> _Given instruction_:
Each entry must be reproduced precisely as it stands.

= = =

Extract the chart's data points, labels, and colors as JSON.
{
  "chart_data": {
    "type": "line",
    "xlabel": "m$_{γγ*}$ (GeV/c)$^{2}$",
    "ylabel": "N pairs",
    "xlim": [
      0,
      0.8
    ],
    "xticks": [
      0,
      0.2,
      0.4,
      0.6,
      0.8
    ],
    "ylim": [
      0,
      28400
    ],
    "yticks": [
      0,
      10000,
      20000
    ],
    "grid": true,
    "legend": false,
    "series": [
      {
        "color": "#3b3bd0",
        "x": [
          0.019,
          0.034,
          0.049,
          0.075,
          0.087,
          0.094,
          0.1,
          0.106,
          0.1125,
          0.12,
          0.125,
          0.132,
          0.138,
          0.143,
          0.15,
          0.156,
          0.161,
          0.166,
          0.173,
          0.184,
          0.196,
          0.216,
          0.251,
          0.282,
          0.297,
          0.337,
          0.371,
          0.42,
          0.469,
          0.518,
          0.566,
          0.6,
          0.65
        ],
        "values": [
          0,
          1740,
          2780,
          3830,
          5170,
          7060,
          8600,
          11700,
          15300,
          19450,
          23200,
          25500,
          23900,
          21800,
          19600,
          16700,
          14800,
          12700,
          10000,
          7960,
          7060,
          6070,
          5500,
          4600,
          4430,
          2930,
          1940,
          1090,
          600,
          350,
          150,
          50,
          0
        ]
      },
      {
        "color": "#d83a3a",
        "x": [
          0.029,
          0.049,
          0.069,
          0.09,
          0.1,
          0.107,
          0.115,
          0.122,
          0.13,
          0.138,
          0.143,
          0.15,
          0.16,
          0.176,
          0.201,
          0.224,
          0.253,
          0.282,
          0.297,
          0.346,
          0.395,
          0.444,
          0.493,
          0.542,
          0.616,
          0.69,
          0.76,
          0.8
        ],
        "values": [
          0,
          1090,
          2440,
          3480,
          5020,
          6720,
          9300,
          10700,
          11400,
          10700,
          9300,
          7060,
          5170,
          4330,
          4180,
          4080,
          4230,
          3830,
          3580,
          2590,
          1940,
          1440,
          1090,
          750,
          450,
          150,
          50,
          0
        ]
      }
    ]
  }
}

= = =

> _Answer to the task_:
Extract the chart's data points, labels, and colors as JSON.
{
  "chart_data": {
    "type": "line",
    "xlabel": "m$_{γγ*}$ (GeV/c)$^{2}$",
    "ylabel": "N pairs",
    "xlim": [
      0,
      0.8
    ],
    "xticks": [
      0,
      0.2,
      0.4,
      0.6,
      0.8
    ],
    "ylim": [
      0,
      28400
    ],
    "yticks": [
      0,
      10000,
      20000
    ],
    "grid": true,
    "legend": false,
    "series": [
      {
        "color": "#3b3bd0",
        "x": [
          0.019,
          0.034,
          0.049,
          0.075,
          0.087,
          0.094,
          0.1,
          0.106,
          0.1125,
          0.12,
          0.125,
          0.132,
          0.138,
          0.143,
          0.15,
          0.156,
          0.161,
          0.166,
          0.173,
          0.184,
          0.196,
          0.216,
          0.251,
          0.282,
          0.297,
          0.337,
          0.371,
          0.42,
          0.469,
          0.518,
          0.566,
          0.6,
          0.65
        ],
        "values": [
          0,
          1740,
          2780,
          3830,
          5170,
          7060,
          8600,
          11700,
          15300,
          19450,
          23200,
          25500,
          23900,
          21800,
          19600,
          16700,
          14800,
          12700,
          10000,
          7960,
          7060,
          6070,
          5500,
          4600,
          4430,
          2930,
          1940,
          1090,
          600,
          350,
          150,
          50,
          0
        ]
      },
      {
        "color": "#d83a3a",
        "x": [
          0.029,
          0.049,
          0.069,
          0.09,
          0.1,
          0.107,
          0.115,
          0.122,
          0.13,
          0.138,
          0.143,
          0.15,
          0.16,
          0.176,
          0.201,
          0.224,
          0.253,
          0.282,
          0.297,
          0.346,
          0.395,
          0.444,
          0.493,
          0.542,
          0.616,
          0.69,
          0.76,
          0.8
        ],
        "values": [
          0,
          1090,
          2440,
          3480,
          5020,
          6720,
          9300,
          10700,
          11400,
          10700,
          9300,
          7060,
          5170,
          4330,
          4180,
          4080,
          4230,
          3830,
          3580,
          2590,
          1940,
          1440,
          1090,
          750,
          450,
          150,
          50,
          0
        ]
      }
    ]
  }
}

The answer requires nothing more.